Start

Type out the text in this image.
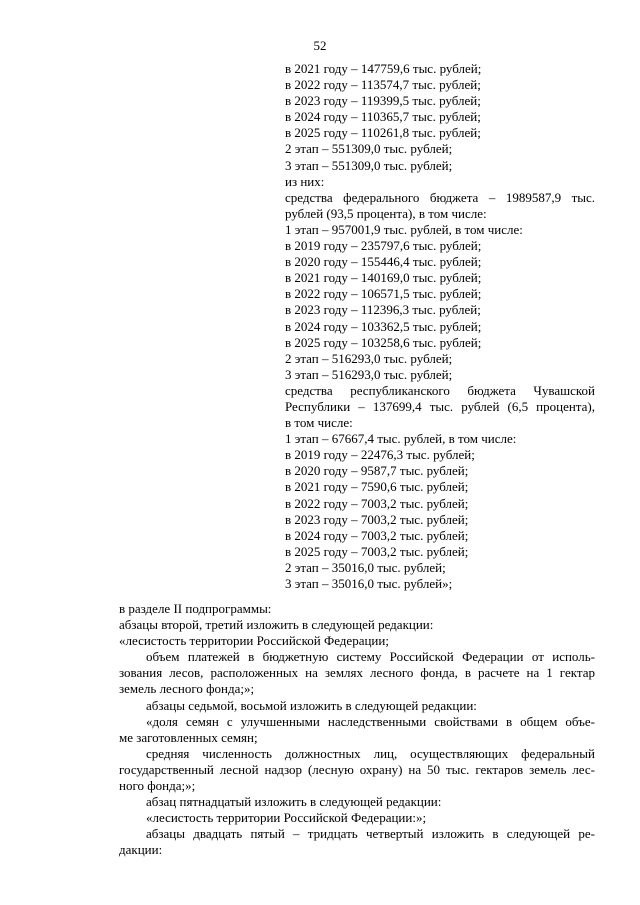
52
в 2021 году – 147759,6 тыс. рублей;
в 2022 году – 113574,7 тыс. рублей;
в 2023 году – 119399,5 тыс. рублей;
в 2024 году – 110365,7 тыс. рублей;
в 2025 году – 110261,8 тыс. рублей;
2 этап – 551309,0 тыс. рублей;
3 этап – 551309,0 тыс. рублей;
из них:
средства федерального бюджета – 1989587,9 тыс.
рублей (93,5 процента), в том числе:
1 этап – 957001,9 тыс. рублей, в том числе:
в 2019 году – 235797,6 тыс. рублей;
в 2020 году – 155446,4 тыс. рублей;
в 2021 году – 140169,0 тыс. рублей;
в 2022 году – 106571,5 тыс. рублей;
в 2023 году – 112396,3 тыс. рублей;
в 2024 году – 103362,5 тыс. рублей;
в 2025 году – 103258,6 тыс. рублей;
2 этап – 516293,0 тыс. рублей;
3 этап – 516293,0 тыс. рублей;
средства республиканского бюджета Чувашской
Республики – 137699,4 тыс. рублей (6,5 процента),
в том числе:
1 этап – 67667,4 тыс. рублей, в том числе:
в 2019 году – 22476,3 тыс. рублей;
в 2020 году – 9587,7 тыс. рублей;
в 2021 году – 7590,6 тыс. рублей;
в 2022 году – 7003,2 тыс. рублей;
в 2023 году – 7003,2 тыс. рублей;
в 2024 году – 7003,2 тыс. рублей;
в 2025 году – 7003,2 тыс. рублей;
2 этап – 35016,0 тыс. рублей;
3 этап – 35016,0 тыс. рублей»;
в разделе II подпрограммы:
абзацы второй, третий изложить в следующей редакции:
«лесистость территории Российской Федерации;
объем платежей в бюджетную систему Российской Федерации от исполь-
зования лесов, расположенных на землях лесного фонда, в расчете на 1 гектар
земель лесного фонда;»;
абзацы седьмой, восьмой изложить в следующей редакции:
«доля семян с улучшенными наследственными свойствами в общем объе-
ме заготовленных семян;
средняя численность должностных лиц, осуществляющих федеральный
государственный лесной надзор (лесную охрану) на 50 тыс. гектаров земель лес-
ного фонда;»;
абзац пятнадцатый изложить в следующей редакции:
«лесистость территории Российской Федерации:»;
абзацы двадцать пятый – тридцать четвертый изложить в следующей ре-
дакции:
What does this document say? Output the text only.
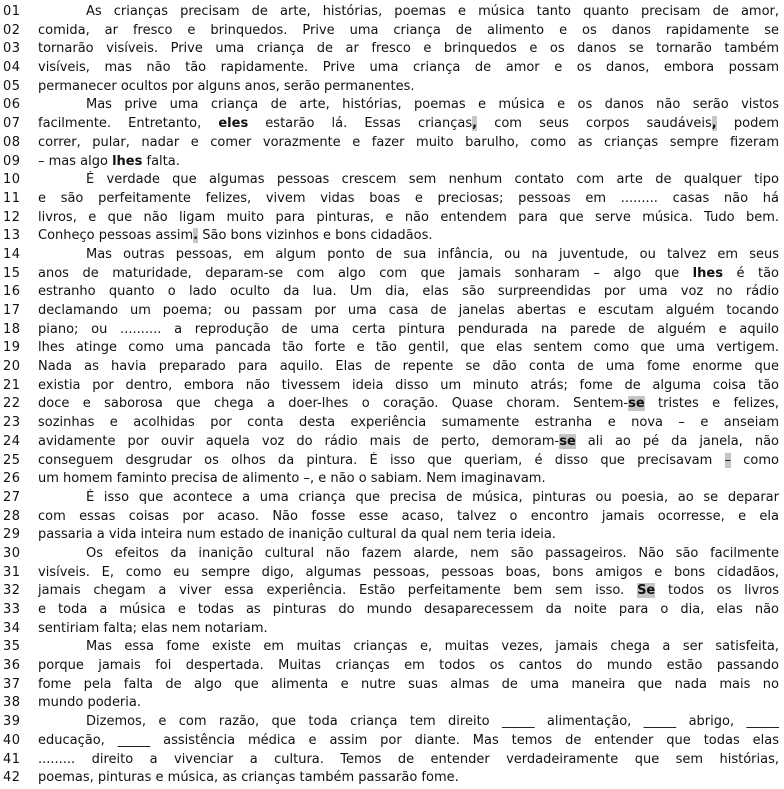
01	As crianças precisam de arte, histórias, poemas e música tanto quanto precisam de amor,
02	comida, ar fresco e brinquedos. Prive uma criança de alimento e os danos rapidamente se
03	tornarão visíveis. Prive uma criança de ar fresco e brinquedos e os danos se tornarão também
04	visíveis, mas não tão rapidamente. Prive uma criança de amor e os danos, embora possam
05	permanecer ocultos por alguns anos, serão permanentes.
06	Mas prive uma criança de arte, histórias, poemas e música e os danos não serão vistos
07	facilmente. Entretanto, eles estarão lá. Essas crianças, com seus corpos saudáveis, podem
08	correr, pular, nadar e comer vorazmente e fazer muito barulho, como as crianças sempre fizeram
09	– mas algo lhes falta.
10	É verdade que algumas pessoas crescem sem nenhum contato com arte de qualquer tipo
11	e são perfeitamente felizes, vivem vidas boas e preciosas; pessoas em ......... casas não há
12	livros, e que não ligam muito para pinturas, e não entendem para que serve música. Tudo bem.
13	Conheço pessoas assim. São bons vizinhos e bons cidadãos.
14	Mas outras pessoas, em algum ponto de sua infância, ou na juventude, ou talvez em seus
15	anos de maturidade, deparam-se com algo com que jamais sonharam – algo que lhes é tão
16	estranho quanto o lado oculto da lua. Um dia, elas são surpreendidas por uma voz no rádio
17	declamando um poema; ou passam por uma casa de janelas abertas e escutam alguém tocando
18	piano; ou .......... a reprodução de uma certa pintura pendurada na parede de alguém e aquilo
19	lhes atinge como uma pancada tão forte e tão gentil, que elas sentem como que uma vertigem.
20	Nada as havia preparado para aquilo. Elas de repente se dão conta de uma fome enorme que
21	existia por dentro, embora não tivessem ideia disso um minuto atrás; fome de alguma coisa tão
22	doce e saborosa que chega a doer-lhes o coração. Quase choram. Sentem-se tristes e felizes,
23	sozinhas e acolhidas por conta desta experiência sumamente estranha e nova – e anseiam
24	avidamente por ouvir aquela voz do rádio mais de perto, demoram-se ali ao pé da janela, não
25	conseguem desgrudar os olhos da pintura. É isso que queriam, é disso que precisavam – como
26	um homem faminto precisa de alimento –, e não o sabiam. Nem imaginavam.
27	É isso que acontece a uma criança que precisa de música, pinturas ou poesia, ao se deparar
28	com essas coisas por acaso. Não fosse esse acaso, talvez o encontro jamais ocorresse, e ela
29	passaria a vida inteira num estado de inanição cultural da qual nem teria ideia.
30	Os efeitos da inanição cultural não fazem alarde, nem são passageiros. Não são facilmente
31	visíveis. E, como eu sempre digo, algumas pessoas, pessoas boas, bons amigos e bons cidadãos,
32	jamais chegam a viver essa experiência. Estão perfeitamente bem sem isso. Se todos os livros
33	e toda a música e todas as pinturas do mundo desaparecessem da noite para o dia, elas não
34	sentiriam falta; elas nem notariam.
35	Mas essa fome existe em muitas crianças e, muitas vezes, jamais chega a ser satisfeita,
36	porque jamais foi despertada. Muitas crianças em todos os cantos do mundo estão passando
37	fome pela falta de algo que alimenta e nutre suas almas de uma maneira que nada mais no
38	mundo poderia.
39	Dizemos, e com razão, que toda criança tem direito _____ alimentação, _____ abrigo, _____
40	educação, _____ assistência médica e assim por diante. Mas temos de entender que todas elas
41	......... direito a vivenciar a cultura. Temos de entender verdadeiramente que sem histórias,
42	poemas, pinturas e música, as crianças também passarão fome.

End

Work to complete. Check each line above for the string "poemas" and report how many lines have it, giving only the number.

Written solution. 3